GOAL OF THE EXERCISE -> Transcribe every entry word for word, leaving out all images.

====== LISTED ENTRIES ======

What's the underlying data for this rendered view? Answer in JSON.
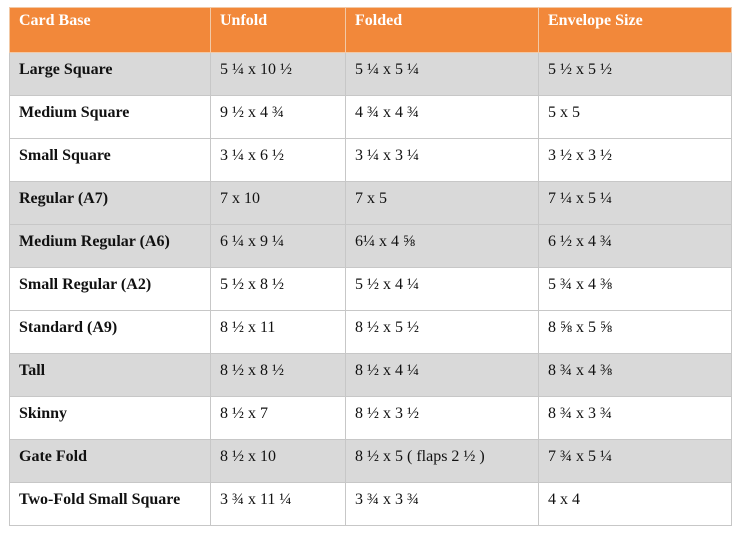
{
  "table": {
    "headers": [
      "Card Base",
      "Unfold",
      "Folded",
      "Envelope Size"
    ],
    "rows": [
      {
        "name": "Large Square",
        "unfold": "5 ¼ x 10 ½",
        "folded": "5 ¼ x 5 ¼",
        "envelope": "5 ½  x 5 ½"
      },
      {
        "name": "Medium Square",
        "unfold": "9 ½  x 4 ¾",
        "folded": "4 ¾  x 4 ¾",
        "envelope": "5 x 5"
      },
      {
        "name": "Small Square",
        "unfold": "3 ¼ x 6 ½",
        "folded": "3 ¼ x 3 ¼",
        "envelope": "3 ½  x 3 ½"
      },
      {
        "name": "Regular (A7)",
        "unfold": "7  x 10",
        "folded": "7 x 5",
        "envelope": "7 ¼ x 5 ¼"
      },
      {
        "name": "Medium Regular (A6)",
        "unfold": "6 ¼ x 9 ¼",
        "folded": "6¼  x 4 ⅝",
        "envelope": "6 ½  x 4 ¾"
      },
      {
        "name": "Small Regular  (A2)",
        "unfold": "5 ½ x 8 ½",
        "folded": "5 ½  x 4 ¼",
        "envelope": "5 ¾ x 4 ⅜"
      },
      {
        "name": "Standard (A9)",
        "unfold": "8 ½ x 11",
        "folded": "8 ½ x 5 ½",
        "envelope": "8 ⅝ x 5 ⅝"
      },
      {
        "name": "Tall",
        "unfold": "8 ½ x 8 ½",
        "folded": "8 ½ x 4 ¼",
        "envelope": "8 ¾  x 4 ⅜"
      },
      {
        "name": "Skinny",
        "unfold": "8 ½ x 7",
        "folded": "8 ½  x 3 ½",
        "envelope": "8 ¾  x 3 ¾"
      },
      {
        "name": "Gate Fold",
        "unfold": "8 ½ x 10",
        "folded": "8 ½ x 5  ( flaps 2 ½  )",
        "envelope": "7 ¾  x 5 ¼"
      },
      {
        "name": "Two-Fold Small Square",
        "unfold": "3 ¾  x 11 ¼",
        "folded": "3 ¾  x 3 ¾",
        "envelope": "4 x 4"
      }
    ]
  },
  "colors": {
    "header_bg": "#f2883a",
    "header_text": "#ffffff",
    "row_shade": "#d9d9d9",
    "row_plain": "#ffffff",
    "grid": "#c7c7c7"
  }
}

======

EXPECTED OUTPUT ->
What's the underlying data for this rendered view? Answer in JSON.
{
  "table": {
    "headers": [
      "Card Base",
      "Unfold",
      "Folded",
      "Envelope Size"
    ],
    "rows": [
      {
        "name": "Large Square",
        "unfold": "5 ¼ x 10 ½",
        "folded": "5 ¼ x 5 ¼",
        "envelope": "5 ½  x 5 ½"
      },
      {
        "name": "Medium Square",
        "unfold": "9 ½  x 4 ¾",
        "folded": "4 ¾  x 4 ¾",
        "envelope": "5 x 5"
      },
      {
        "name": "Small Square",
        "unfold": "3 ¼ x 6 ½",
        "folded": "3 ¼ x 3 ¼",
        "envelope": "3 ½  x 3 ½"
      },
      {
        "name": "Regular (A7)",
        "unfold": "7  x 10",
        "folded": "7 x 5",
        "envelope": "7 ¼ x 5 ¼"
      },
      {
        "name": "Medium Regular (A6)",
        "unfold": "6 ¼ x 9 ¼",
        "folded": "6¼  x 4 ⅝",
        "envelope": "6 ½  x 4 ¾"
      },
      {
        "name": "Small Regular  (A2)",
        "unfold": "5 ½ x 8 ½",
        "folded": "5 ½  x 4 ¼",
        "envelope": "5 ¾ x 4 ⅜"
      },
      {
        "name": "Standard (A9)",
        "unfold": "8 ½ x 11",
        "folded": "8 ½ x 5 ½",
        "envelope": "8 ⅝ x 5 ⅝"
      },
      {
        "name": "Tall",
        "unfold": "8 ½ x 8 ½",
        "folded": "8 ½ x 4 ¼",
        "envelope": "8 ¾  x 4 ⅜"
      },
      {
        "name": "Skinny",
        "unfold": "8 ½ x 7",
        "folded": "8 ½  x 3 ½",
        "envelope": "8 ¾  x 3 ¾"
      },
      {
        "name": "Gate Fold",
        "unfold": "8 ½ x 10",
        "folded": "8 ½ x 5  ( flaps 2 ½  )",
        "envelope": "7 ¾  x 5 ¼"
      },
      {
        "name": "Two-Fold Small Square",
        "unfold": "3 ¾  x 11 ¼",
        "folded": "3 ¾  x 3 ¾",
        "envelope": "4 x 4"
      }
    ]
  },
  "colors": {
    "header_bg": "#f2883a",
    "header_text": "#ffffff",
    "row_shade": "#d9d9d9",
    "row_plain": "#ffffff",
    "grid": "#c7c7c7"
  }
}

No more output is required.